* Brief
Word for word, print each line of the listing below; pictures stay out.

Items listed in a dataset
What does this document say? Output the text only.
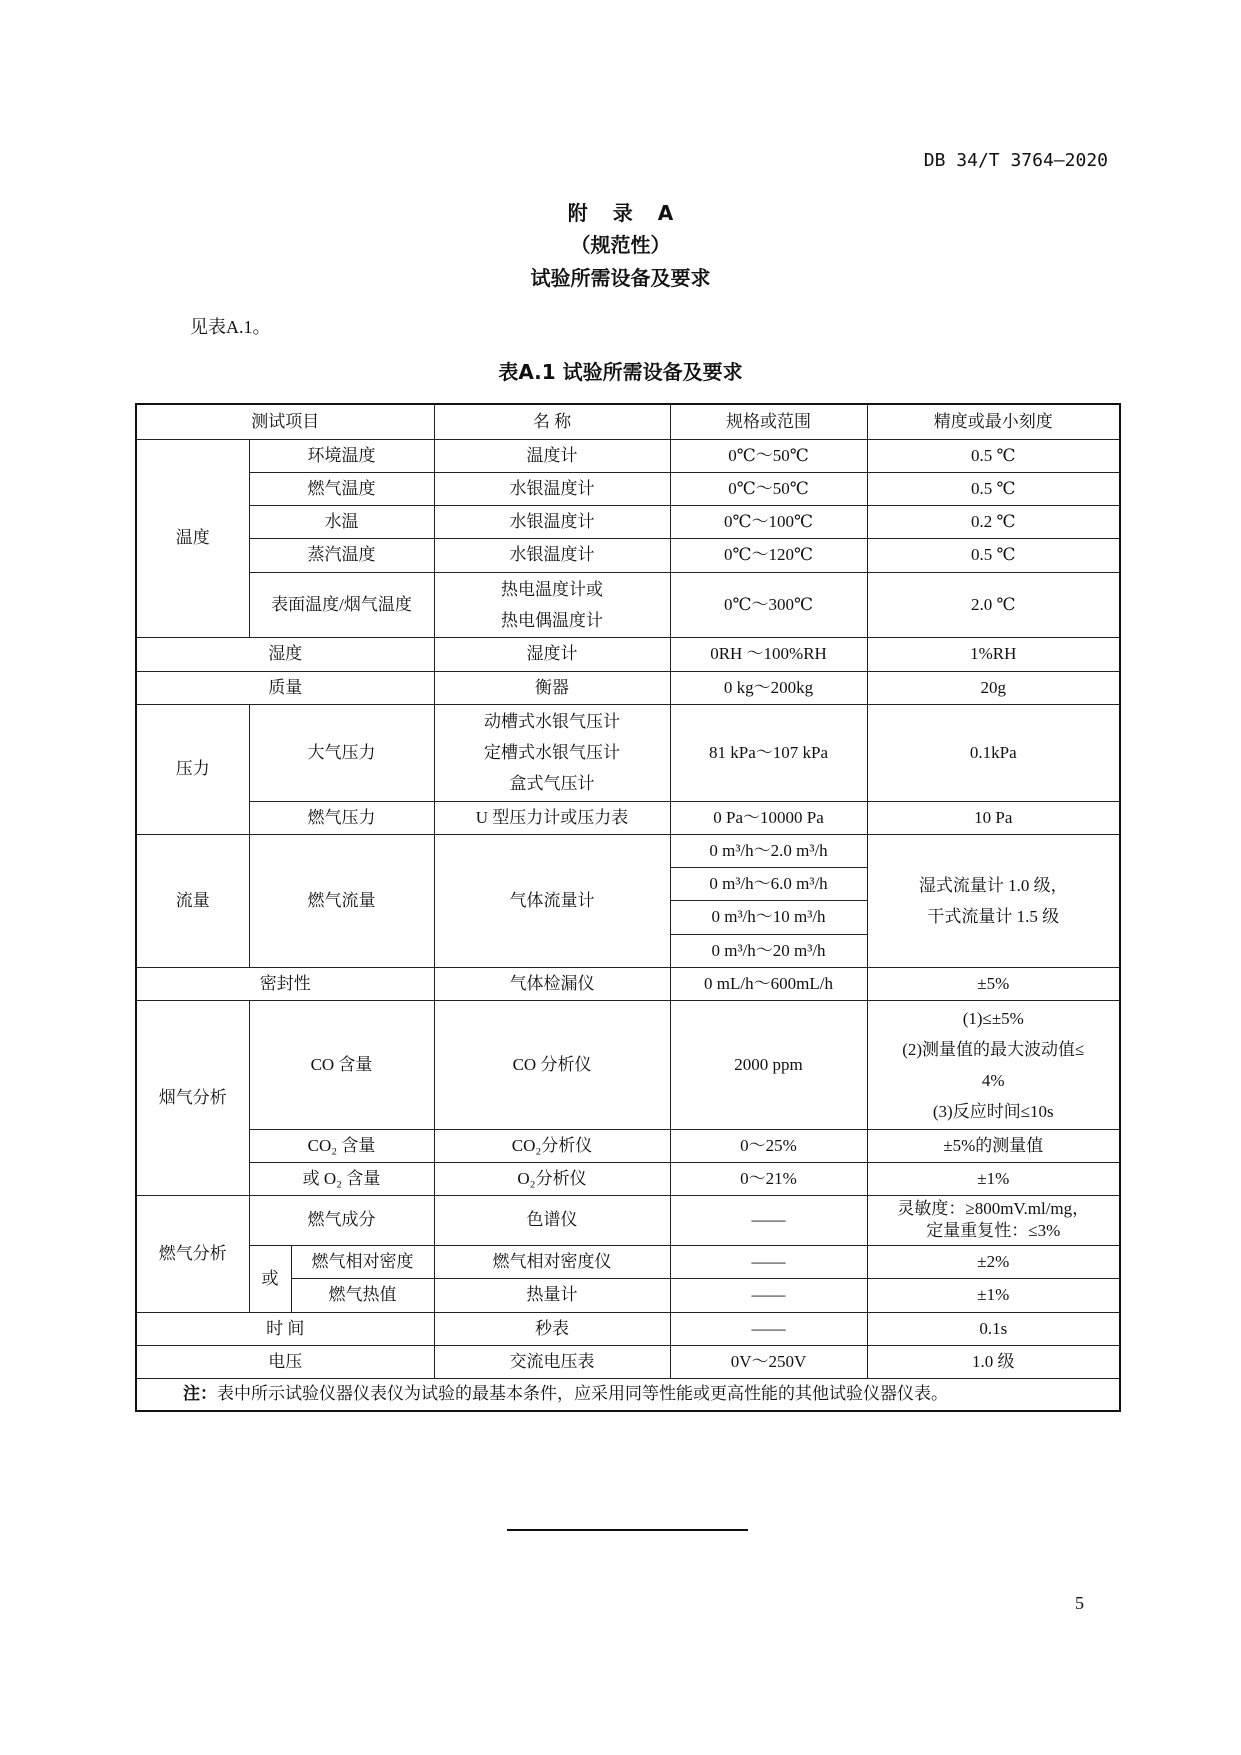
DB 34/T 3764—2020
附 录 A
（规范性）
试验所需设备及要求
见表A.1。
表A.1 试验所需设备及要求
测试项目			名 称	规格或范围	精度或最小刻度
温度	环境温度		温度计	0℃～50℃	0.5 ℃
	燃气温度		水银温度计	0℃～50℃	0.5 ℃
	水温		水银温度计	0℃～100℃	0.2 ℃
	蒸汽温度		水银温度计	0℃～120℃	0.5 ℃
	表面温度/烟气温度		热电温度计或
热电偶温度计	0℃～300℃	2.0 ℃
湿度			湿度计	0RH ～100%RH	1%RH
质量			衡器	0 kg～200kg	20g
压力	大气压力		动槽式水银气压计
定槽式水银气压计
盒式气压计	81 kPa～107 kPa	0.1kPa
	燃气压力		U 型压力计或压力表	0 Pa～10000 Pa	10 Pa
流量	燃气流量		气体流量计	0 m³/h～2.0 m³/h	湿式流量计 1.0 级，
干式流量计 1.5 级

				0 m³/h～6.0 m³/h	
				0 m³/h～10 m³/h	
				0 m³/h～20 m³/h	
密封性			气体检漏仪	0 mL/h～600mL/h	±5%
烟气分析	CO 含量		CO 分析仪	2000 ppm	(1)≤±5%
(2)测量值的最大波动值≤
4%
(3)反应时间≤10s

	CO₂ 含量		CO₂分析仪	0～25%	±5%的测量值
	或 O₂ 含量		O₂分析仪	0～21%	±1%
燃气分析	燃气成分		色谱仪	——	灵敏度：≥800mV.ml/mg，
定量重复性：≤3%

	或	燃气相对密度	燃气相对密度仪	——	±2%
		燃气热值	热量计	——	±1%
时 间			秒表	——	0.1s
电压			交流电压表	0V～250V	1.0 级
注：表中所示试验仪器仪表仪为试验的最基本条件，应采用同等性能或更高性能的其他试验仪器仪表。					
5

* Solution
What does this document say? Output the text only.
DB 34/T 3764—2020
附 录 A
（规范性）
试验所需设备及要求
见表A.1。
表A.1 试验所需设备及要求
测试项目			名 称	规格或范围	精度或最小刻度
温度	环境温度		温度计	0℃～50℃	0.5 ℃
	燃气温度		水银温度计	0℃～50℃	0.5 ℃
	水温		水银温度计	0℃～100℃	0.2 ℃
	蒸汽温度		水银温度计	0℃～120℃	0.5 ℃
	表面温度/烟气温度		热电温度计或
热电偶温度计	0℃～300℃	2.0 ℃
湿度			湿度计	0RH ～100%RH	1%RH
质量			衡器	0 kg～200kg	20g
压力	大气压力		动槽式水银气压计
定槽式水银气压计
盒式气压计	81 kPa～107 kPa	0.1kPa
	燃气压力		U 型压力计或压力表	0 Pa～10000 Pa	10 Pa
流量	燃气流量		气体流量计	0 m³/h～2.0 m³/h	湿式流量计 1.0 级，
干式流量计 1.5 级

				0 m³/h～6.0 m³/h	
				0 m³/h～10 m³/h	
				0 m³/h～20 m³/h	
密封性			气体检漏仪	0 mL/h～600mL/h	±5%
烟气分析	CO 含量		CO 分析仪	2000 ppm	(1)≤±5%
(2)测量值的最大波动值≤
4%
(3)反应时间≤10s

	CO₂ 含量		CO₂分析仪	0～25%	±5%的测量值
	或 O₂ 含量		O₂分析仪	0～21%	±1%
燃气分析	燃气成分		色谱仪	——	灵敏度：≥800mV.ml/mg，
定量重复性：≤3%

	或	燃气相对密度	燃气相对密度仪	——	±2%
		燃气热值	热量计	——	±1%
时 间			秒表	——	0.1s
电压			交流电压表	0V～250V	1.0 级
注：表中所示试验仪器仪表仪为试验的最基本条件，应采用同等性能或更高性能的其他试验仪器仪表。					
5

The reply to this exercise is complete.